• [EXERCISE OBJECTIVE]: Bring together all lines of the material below that contain the string "page".

** Begin RECORDS TO USE **

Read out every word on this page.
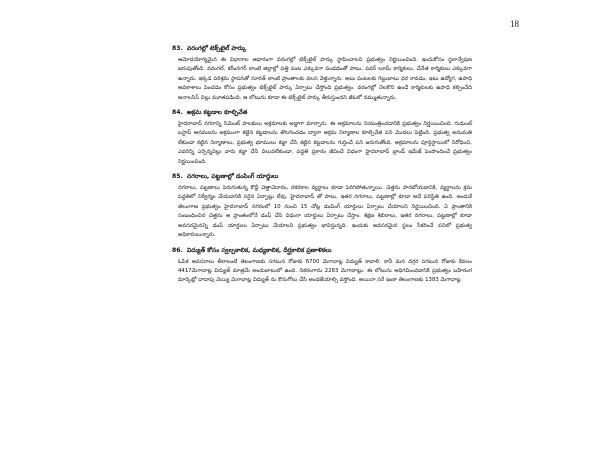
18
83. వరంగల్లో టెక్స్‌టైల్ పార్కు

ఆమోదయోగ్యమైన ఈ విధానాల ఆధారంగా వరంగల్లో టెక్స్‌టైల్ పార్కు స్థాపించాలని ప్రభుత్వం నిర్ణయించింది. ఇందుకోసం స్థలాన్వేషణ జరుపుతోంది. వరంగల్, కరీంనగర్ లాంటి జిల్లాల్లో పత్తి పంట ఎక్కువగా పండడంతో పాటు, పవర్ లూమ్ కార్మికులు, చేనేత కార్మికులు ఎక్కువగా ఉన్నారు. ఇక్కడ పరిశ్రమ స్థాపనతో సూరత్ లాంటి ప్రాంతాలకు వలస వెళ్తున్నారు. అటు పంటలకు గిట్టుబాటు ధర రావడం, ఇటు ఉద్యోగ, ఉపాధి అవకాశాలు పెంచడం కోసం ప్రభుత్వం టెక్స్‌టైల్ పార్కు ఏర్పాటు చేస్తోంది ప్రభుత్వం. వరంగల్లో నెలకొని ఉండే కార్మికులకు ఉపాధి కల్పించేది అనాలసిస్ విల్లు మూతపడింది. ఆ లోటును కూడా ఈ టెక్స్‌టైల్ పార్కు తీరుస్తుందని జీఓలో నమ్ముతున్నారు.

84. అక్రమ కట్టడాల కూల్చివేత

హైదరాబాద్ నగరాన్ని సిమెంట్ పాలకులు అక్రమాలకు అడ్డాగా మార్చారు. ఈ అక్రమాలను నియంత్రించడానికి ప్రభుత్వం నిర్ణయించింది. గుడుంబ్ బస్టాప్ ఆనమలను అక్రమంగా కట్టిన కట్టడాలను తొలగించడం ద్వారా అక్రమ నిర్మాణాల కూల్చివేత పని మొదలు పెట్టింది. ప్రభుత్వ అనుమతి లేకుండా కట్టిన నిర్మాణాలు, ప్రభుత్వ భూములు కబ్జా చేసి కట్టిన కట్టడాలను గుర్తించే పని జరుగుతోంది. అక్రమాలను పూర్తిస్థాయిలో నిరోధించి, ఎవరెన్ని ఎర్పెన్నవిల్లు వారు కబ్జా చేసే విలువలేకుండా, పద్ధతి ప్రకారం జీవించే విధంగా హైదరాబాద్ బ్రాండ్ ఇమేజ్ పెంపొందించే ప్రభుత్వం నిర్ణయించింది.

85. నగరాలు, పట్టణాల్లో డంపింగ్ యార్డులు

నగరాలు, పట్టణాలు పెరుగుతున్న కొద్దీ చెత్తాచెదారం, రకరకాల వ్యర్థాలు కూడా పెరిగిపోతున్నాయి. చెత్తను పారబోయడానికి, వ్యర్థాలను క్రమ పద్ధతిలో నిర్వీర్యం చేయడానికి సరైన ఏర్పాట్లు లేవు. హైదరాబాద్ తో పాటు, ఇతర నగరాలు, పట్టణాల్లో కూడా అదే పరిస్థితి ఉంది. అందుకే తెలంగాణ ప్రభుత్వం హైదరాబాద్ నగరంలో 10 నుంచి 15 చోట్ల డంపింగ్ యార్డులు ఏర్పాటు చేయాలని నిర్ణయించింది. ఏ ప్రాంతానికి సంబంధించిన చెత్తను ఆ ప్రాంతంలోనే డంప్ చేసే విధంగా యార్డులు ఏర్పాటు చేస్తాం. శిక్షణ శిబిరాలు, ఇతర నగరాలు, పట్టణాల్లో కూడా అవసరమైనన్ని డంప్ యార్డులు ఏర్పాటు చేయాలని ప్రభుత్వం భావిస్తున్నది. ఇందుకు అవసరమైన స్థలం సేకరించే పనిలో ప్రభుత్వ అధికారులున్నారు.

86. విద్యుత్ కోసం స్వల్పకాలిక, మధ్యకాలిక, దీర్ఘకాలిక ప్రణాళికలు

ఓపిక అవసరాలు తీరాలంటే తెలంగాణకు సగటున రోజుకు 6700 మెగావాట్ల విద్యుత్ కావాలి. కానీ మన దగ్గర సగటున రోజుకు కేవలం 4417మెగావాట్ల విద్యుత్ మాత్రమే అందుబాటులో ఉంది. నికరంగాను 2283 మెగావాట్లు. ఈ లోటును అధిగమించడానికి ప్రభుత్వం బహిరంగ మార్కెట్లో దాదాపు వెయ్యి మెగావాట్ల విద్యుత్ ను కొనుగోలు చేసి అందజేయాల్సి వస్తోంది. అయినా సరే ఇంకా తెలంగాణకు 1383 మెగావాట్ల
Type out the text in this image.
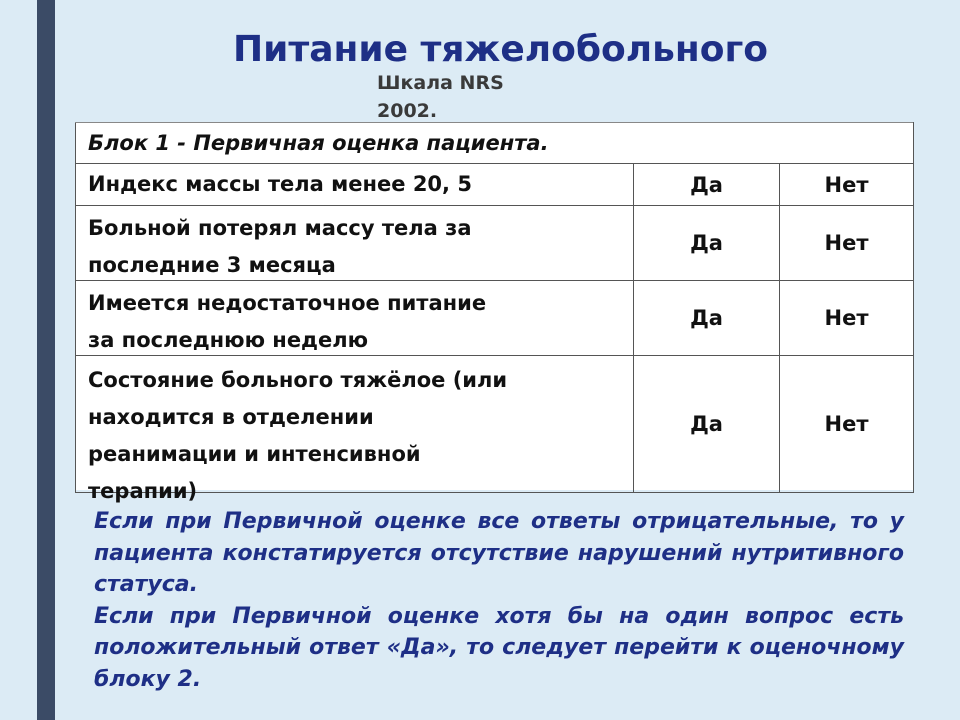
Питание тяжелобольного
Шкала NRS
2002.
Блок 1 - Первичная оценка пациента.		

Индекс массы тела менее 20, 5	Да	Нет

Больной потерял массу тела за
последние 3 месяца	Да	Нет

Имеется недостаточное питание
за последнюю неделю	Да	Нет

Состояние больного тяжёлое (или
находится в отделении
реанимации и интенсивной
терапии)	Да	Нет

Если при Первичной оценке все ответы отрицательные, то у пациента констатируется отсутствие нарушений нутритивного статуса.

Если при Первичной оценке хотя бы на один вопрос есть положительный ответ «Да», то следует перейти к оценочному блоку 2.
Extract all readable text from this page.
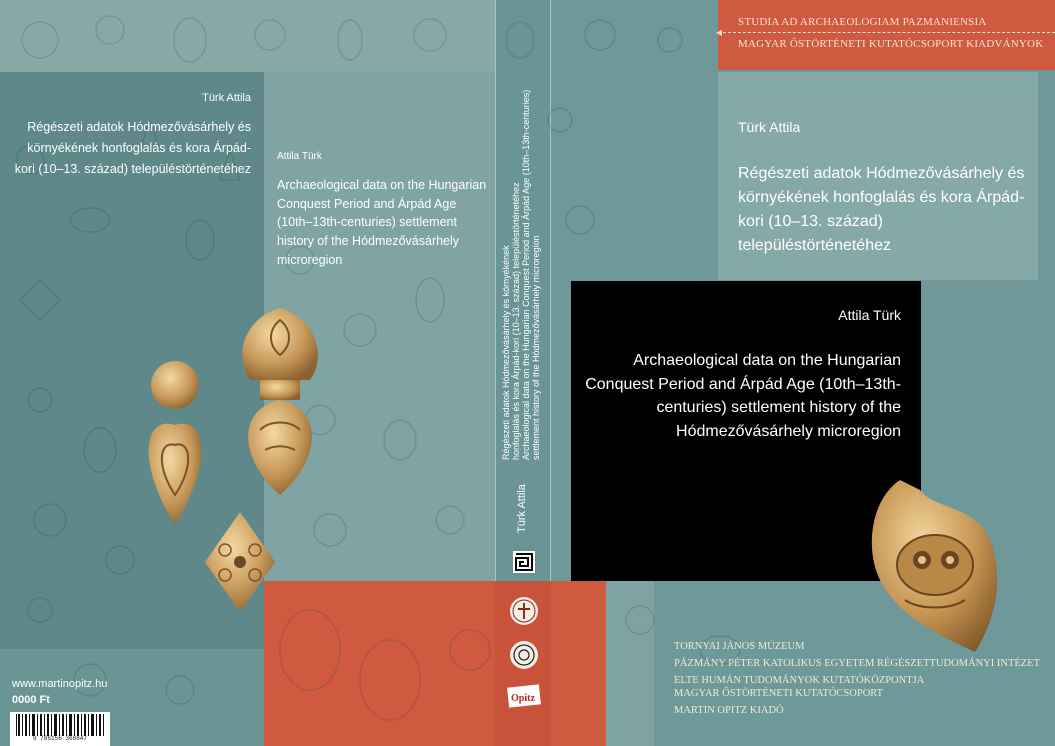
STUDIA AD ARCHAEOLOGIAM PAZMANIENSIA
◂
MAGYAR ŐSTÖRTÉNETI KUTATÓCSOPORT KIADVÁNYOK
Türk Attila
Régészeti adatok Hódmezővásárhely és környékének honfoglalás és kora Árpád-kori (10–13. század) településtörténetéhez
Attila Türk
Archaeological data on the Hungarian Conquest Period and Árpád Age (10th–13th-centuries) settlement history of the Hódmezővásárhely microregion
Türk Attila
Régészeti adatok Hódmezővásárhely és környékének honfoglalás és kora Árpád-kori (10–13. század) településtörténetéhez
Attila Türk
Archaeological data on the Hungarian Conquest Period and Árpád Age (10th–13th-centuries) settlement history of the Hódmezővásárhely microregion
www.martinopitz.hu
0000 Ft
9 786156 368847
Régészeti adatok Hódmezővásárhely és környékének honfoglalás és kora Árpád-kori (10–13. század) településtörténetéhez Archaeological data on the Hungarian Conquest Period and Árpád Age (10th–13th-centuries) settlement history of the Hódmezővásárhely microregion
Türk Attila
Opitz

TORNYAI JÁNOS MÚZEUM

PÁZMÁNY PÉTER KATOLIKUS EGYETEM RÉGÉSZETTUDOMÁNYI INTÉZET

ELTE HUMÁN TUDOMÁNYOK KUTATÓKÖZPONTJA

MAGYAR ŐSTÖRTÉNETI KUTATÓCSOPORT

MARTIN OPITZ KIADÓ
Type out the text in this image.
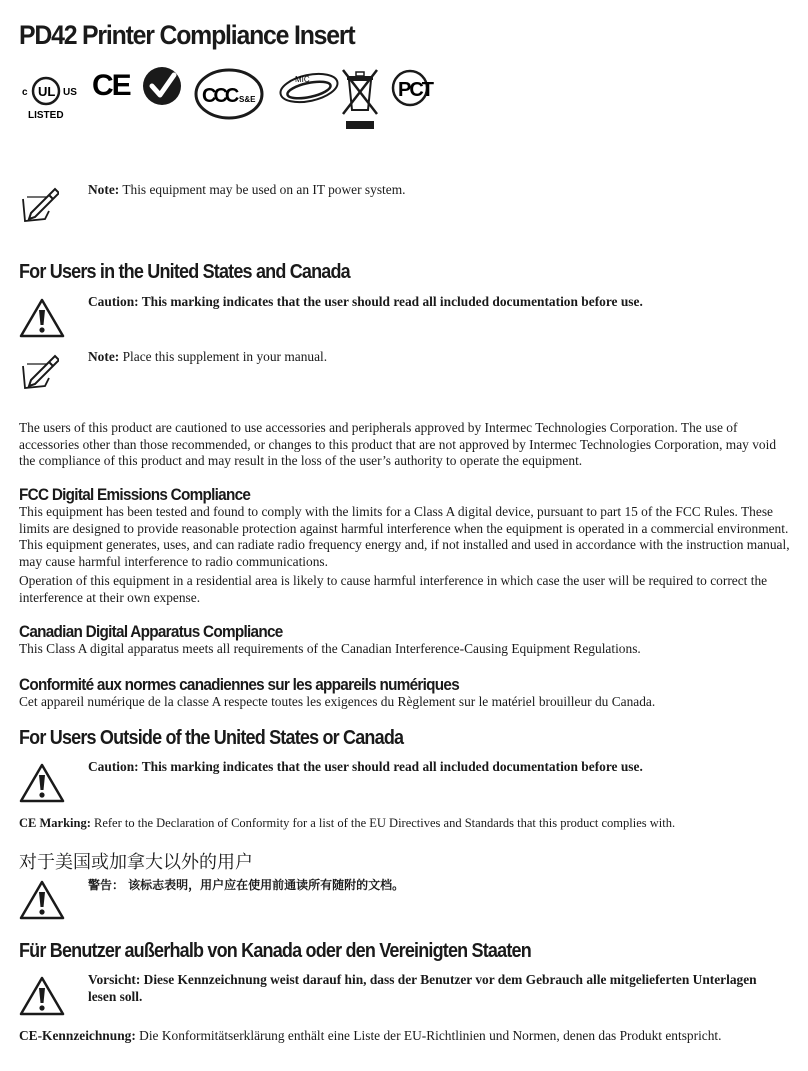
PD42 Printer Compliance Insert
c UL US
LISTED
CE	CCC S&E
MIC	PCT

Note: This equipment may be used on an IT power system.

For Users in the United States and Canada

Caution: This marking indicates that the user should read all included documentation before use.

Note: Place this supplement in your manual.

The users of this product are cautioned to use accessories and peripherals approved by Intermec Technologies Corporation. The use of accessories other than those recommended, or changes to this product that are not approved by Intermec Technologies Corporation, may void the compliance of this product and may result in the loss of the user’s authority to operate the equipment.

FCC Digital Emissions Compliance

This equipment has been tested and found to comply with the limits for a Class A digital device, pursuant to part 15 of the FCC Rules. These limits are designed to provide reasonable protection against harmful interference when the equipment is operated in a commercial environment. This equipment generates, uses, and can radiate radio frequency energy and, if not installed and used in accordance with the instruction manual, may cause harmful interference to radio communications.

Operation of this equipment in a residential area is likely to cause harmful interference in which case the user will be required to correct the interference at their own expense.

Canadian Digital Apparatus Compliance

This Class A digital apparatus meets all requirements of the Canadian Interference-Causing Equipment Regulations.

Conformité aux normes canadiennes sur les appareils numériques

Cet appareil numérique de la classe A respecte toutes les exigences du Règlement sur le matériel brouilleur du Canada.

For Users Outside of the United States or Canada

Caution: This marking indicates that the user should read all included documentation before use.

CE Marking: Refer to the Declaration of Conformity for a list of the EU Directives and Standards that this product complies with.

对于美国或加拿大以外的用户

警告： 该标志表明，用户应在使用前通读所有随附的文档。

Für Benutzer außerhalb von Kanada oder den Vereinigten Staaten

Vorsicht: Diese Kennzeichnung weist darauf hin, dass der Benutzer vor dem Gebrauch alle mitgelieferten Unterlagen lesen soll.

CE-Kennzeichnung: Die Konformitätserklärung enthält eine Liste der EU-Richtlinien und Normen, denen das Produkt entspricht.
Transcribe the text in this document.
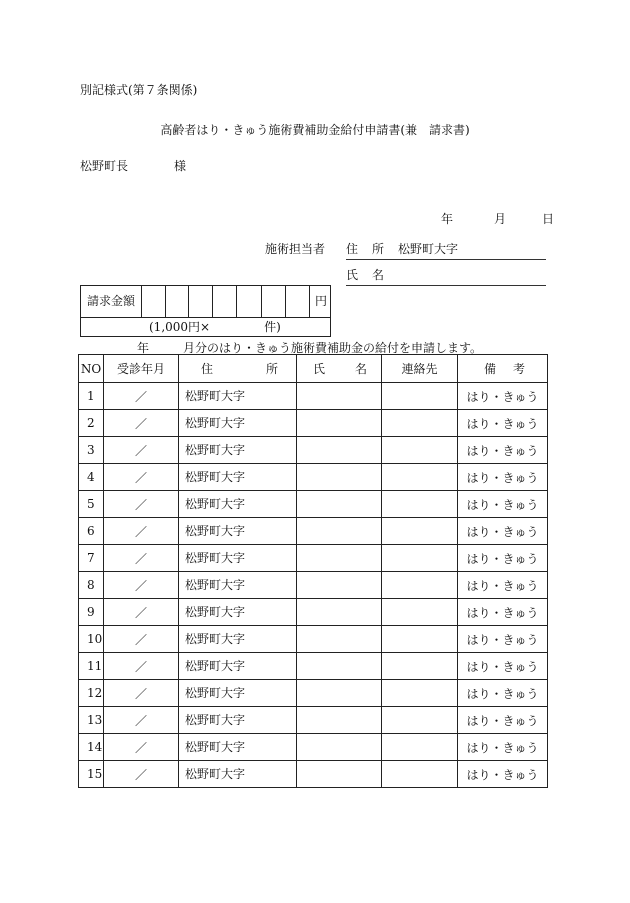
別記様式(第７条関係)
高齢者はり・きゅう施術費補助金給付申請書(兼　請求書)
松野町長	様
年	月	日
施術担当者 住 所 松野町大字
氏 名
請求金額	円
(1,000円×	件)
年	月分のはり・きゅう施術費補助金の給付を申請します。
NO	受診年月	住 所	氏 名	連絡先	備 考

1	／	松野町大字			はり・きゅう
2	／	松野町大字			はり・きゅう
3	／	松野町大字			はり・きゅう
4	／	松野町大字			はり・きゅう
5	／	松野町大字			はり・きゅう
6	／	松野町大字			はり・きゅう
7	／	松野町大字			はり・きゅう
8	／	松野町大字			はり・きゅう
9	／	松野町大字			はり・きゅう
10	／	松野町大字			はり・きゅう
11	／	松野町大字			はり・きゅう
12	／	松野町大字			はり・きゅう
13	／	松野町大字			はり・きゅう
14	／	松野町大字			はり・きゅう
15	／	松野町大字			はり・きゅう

** End RECORDS TO USE **

• [WRITTEN REPLY]:
Read out every word on this page.
Extract all readable text from this page.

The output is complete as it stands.